- [Required work] Strip the pictures, then copy the remaining data exactly as it stands.

- [Page transcription dataset items]

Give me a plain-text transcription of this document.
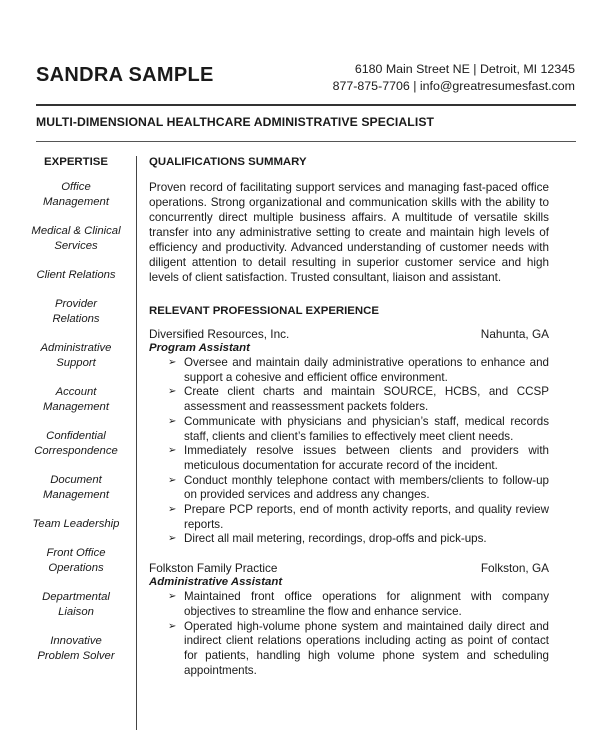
SANDRA SAMPLE	6180 Main Street NE | Detroit, MI 12345
877-875-7706 | info@greatresumesfast.com
MULTI-DIMENSIONAL HEALTHCARE ADMINISTRATIVE SPECIALIST
EXPERTISE
Office
Management
Medical & Clinical
Services
Client Relations
Provider
Relations
Administrative
Support
Account
Management
Confidential
Correspondence
Document
Management
Team Leadership
Front Office
Operations
Departmental
Liaison
Innovative
Problem Solver
QUALIFICATIONS SUMMARY

Proven record of facilitating support services and managing fast-paced office operations. Strong organizational and communication skills with the ability to concurrently direct multiple business affairs. A multitude of versatile skills transfer into any administrative setting to create and maintain high levels of efficiency and productivity. Advanced understanding of customer needs with diligent attention to detail resulting in superior customer service and high levels of client satisfaction. Trusted consultant, liaison and assistant.

RELEVANT PROFESSIONAL EXPERIENCE
Diversified Resources, Inc.	Nahunta, GA
Program Assistant
➢ Oversee and maintain daily administrative operations to enhance and support a cohesive and efficient office environment.
➢ Create client charts and maintain SOURCE, HCBS, and CCSP assessment and reassessment packets folders.
➢ Communicate with physicians and physician’s staff, medical records staff, clients and client’s families to effectively meet client needs.
➢ Immediately resolve issues between clients and providers with meticulous documentation for accurate record of the incident.
➢ Conduct monthly telephone contact with members/clients to follow-up on provided services and address any changes.
➢ Prepare PCP reports, end of month activity reports, and quality review reports.
➢ Direct all mail metering, recordings, drop-offs and pick-ups.
Folkston Family Practice	Folkston, GA
Administrative Assistant
➢ Maintained front office operations for alignment with company objectives to streamline the flow and enhance service.
➢ Operated high-volume phone system and maintained daily direct and indirect client relations operations including acting as point of contact for patients, handling high volume phone system and scheduling appointments.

- [Task solution]
Give me a plain-text transcription of this document.
SANDRA SAMPLE	6180 Main Street NE | Detroit, MI 12345
877-875-7706 | info@greatresumesfast.com
MULTI-DIMENSIONAL HEALTHCARE ADMINISTRATIVE SPECIALIST
EXPERTISE
Office
Management
Medical & Clinical
Services
Client Relations
Provider
Relations
Administrative
Support
Account
Management
Confidential
Correspondence
Document
Management
Team Leadership
Front Office
Operations
Departmental
Liaison
Innovative
Problem Solver
QUALIFICATIONS SUMMARY

Proven record of facilitating support services and managing fast-paced office operations. Strong organizational and communication skills with the ability to concurrently direct multiple business affairs. A multitude of versatile skills transfer into any administrative setting to create and maintain high levels of efficiency and productivity. Advanced understanding of customer needs with diligent attention to detail resulting in superior customer service and high levels of client satisfaction. Trusted consultant, liaison and assistant.

RELEVANT PROFESSIONAL EXPERIENCE
Diversified Resources, Inc.	Nahunta, GA
Program Assistant
➢ Oversee and maintain daily administrative operations to enhance and support a cohesive and efficient office environment.
➢ Create client charts and maintain SOURCE, HCBS, and CCSP assessment and reassessment packets folders.
➢ Communicate with physicians and physician’s staff, medical records staff, clients and client’s families to effectively meet client needs.
➢ Immediately resolve issues between clients and providers with meticulous documentation for accurate record of the incident.
➢ Conduct monthly telephone contact with members/clients to follow-up on provided services and address any changes.
➢ Prepare PCP reports, end of month activity reports, and quality review reports.
➢ Direct all mail metering, recordings, drop-offs and pick-ups.
Folkston Family Practice	Folkston, GA
Administrative Assistant
➢ Maintained front office operations for alignment with company objectives to streamline the flow and enhance service.
➢ Operated high-volume phone system and maintained daily direct and indirect client relations operations including acting as point of contact for patients, handling high volume phone system and scheduling appointments.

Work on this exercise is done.